**Texto seleccionado**:
┏━━

A partir de ese momento, la película comienza a operar en dos niveles. Por un lado, el que (aparentemente) estaba predestinado a llevar adelante la historia, cercano a la protagonista pero “objetivo”. Un nivel que comienza a ser horadado por otro, el reino de la subjetividad de la exitosa conductora de orquesta. Una salida de running por los bosques de Berlín es interrumpida por los gritos desesperados de una mujer, cuyo origen es imposible dilucidar. Por la noches, en plena madrugada, las levantadas cada vez más frecuentes luego de escuchar sonidos que no deberían oírse. ¿Quién activó en las horas silenciosas el instrumento esencial del métier, el rector del ritmo que nunca debe perderse? ¿Quién envió por correo esa edición de Challenge, la novela de la escritora y poetisa Vita Sackville-West de 1923, amante durante un tiempo de Virginia Woolf, prologada por una serie de mensajes crípticos? La vida profesional y personal de Lydia comienza a pender de hilos cada vez más finos y delicados; esa existencia que parecía tallada en piedra, firme e indestructible.

┗━━

**Qué se pide**: Prolonga el comentario de arriba sobre la película y su protagonista Lydia a partir de su última oración.

**Registros proporcionados**:
┏━━

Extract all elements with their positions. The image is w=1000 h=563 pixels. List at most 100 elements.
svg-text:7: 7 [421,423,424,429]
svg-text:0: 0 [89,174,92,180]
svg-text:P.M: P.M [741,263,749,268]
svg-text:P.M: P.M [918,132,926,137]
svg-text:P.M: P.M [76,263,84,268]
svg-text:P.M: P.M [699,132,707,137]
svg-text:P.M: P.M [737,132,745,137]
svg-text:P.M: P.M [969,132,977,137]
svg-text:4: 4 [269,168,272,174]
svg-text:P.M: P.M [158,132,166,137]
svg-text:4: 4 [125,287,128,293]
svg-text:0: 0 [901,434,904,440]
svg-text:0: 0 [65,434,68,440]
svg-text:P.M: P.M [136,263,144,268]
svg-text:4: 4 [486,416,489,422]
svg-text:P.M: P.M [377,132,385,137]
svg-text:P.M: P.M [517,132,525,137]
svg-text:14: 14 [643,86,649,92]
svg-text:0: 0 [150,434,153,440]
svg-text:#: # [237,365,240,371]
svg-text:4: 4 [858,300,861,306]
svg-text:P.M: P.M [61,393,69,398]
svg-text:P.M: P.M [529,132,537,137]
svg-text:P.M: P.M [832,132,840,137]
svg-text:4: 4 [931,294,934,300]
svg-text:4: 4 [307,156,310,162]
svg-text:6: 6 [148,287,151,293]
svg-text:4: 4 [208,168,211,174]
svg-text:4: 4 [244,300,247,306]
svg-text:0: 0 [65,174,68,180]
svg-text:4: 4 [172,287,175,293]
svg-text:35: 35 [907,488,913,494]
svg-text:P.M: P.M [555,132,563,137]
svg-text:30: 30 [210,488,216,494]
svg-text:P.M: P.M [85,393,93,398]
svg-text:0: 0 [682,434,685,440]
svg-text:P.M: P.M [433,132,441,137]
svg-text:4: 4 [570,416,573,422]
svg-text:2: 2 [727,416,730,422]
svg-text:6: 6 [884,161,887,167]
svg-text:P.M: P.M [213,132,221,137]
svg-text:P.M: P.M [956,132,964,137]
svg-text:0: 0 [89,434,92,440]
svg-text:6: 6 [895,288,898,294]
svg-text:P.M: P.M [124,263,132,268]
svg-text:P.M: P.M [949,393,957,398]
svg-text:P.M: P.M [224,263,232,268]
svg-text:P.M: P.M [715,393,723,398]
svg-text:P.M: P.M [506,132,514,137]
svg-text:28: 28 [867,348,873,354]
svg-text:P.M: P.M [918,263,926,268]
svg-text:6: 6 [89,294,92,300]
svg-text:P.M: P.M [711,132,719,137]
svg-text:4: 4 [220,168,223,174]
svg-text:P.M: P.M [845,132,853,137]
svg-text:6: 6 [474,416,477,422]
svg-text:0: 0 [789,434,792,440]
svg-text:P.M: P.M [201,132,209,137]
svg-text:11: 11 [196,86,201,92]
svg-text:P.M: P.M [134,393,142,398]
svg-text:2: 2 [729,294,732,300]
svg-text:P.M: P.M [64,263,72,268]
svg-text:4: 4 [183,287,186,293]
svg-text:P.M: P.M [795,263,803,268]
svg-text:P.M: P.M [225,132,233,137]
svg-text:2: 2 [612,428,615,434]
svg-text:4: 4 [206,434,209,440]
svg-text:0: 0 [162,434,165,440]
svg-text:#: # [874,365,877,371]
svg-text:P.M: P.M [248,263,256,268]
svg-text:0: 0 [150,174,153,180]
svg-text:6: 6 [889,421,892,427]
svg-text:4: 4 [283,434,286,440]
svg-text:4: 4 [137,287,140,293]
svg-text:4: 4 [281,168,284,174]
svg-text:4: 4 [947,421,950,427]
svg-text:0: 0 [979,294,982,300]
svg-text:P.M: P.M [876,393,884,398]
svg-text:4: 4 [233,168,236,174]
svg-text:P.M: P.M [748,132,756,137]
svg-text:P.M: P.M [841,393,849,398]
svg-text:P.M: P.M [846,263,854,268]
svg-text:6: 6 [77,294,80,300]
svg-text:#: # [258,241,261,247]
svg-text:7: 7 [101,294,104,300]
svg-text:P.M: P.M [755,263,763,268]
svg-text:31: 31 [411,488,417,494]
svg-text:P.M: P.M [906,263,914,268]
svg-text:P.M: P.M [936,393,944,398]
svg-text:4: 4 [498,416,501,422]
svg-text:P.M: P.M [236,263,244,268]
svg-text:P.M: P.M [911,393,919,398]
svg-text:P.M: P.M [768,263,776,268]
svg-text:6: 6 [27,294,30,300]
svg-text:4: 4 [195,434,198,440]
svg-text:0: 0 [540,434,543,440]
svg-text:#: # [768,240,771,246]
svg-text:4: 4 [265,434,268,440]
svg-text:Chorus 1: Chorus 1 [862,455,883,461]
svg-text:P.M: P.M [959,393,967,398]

┗━━

**Resultado del ejercicio**:
Field, cuya extensa carrera como actor incluye un papel secundario en Ojos bien cerrados, canto de cisne de Stanley Kubrick (su personaje es quien lleva al protagonista a la célebre orgía nocturna), declaró en una entrevista con IndieWire que Cate Blanchett siempre fue la primera elección a la hora de interpretar a Lydia. “Cuando Cate dijo que haría la película, la decisión fue bastante clara: el personaje tenía que ser el hilo conductor de la historia. Durante los preparativos, se trataba de pasar la primera hora a solas con los actores, ensayar, mirar, ver qué se sentía bien, encontrar un ángulo. Eso fue dictado por el guion y por el hecho de contar con alguien tan notable como Blanchett. La cámara sólo se mueve cuando necesita moverse”. En cuanto al particular universo en el cual se mueve la protagonista, el realizador afirmó que “tanto a Cate como a mí nos impresiona la música de concierto, porque hay tanta historia encerrada en ella. Una vez que se comienza a escarbar se encuentran infinitas conexiones con la historia, esa historia que le dio forma a los siglos pasados. Nos sentíamos como dos personas que descubren por primera vez el cine de autor europeo”.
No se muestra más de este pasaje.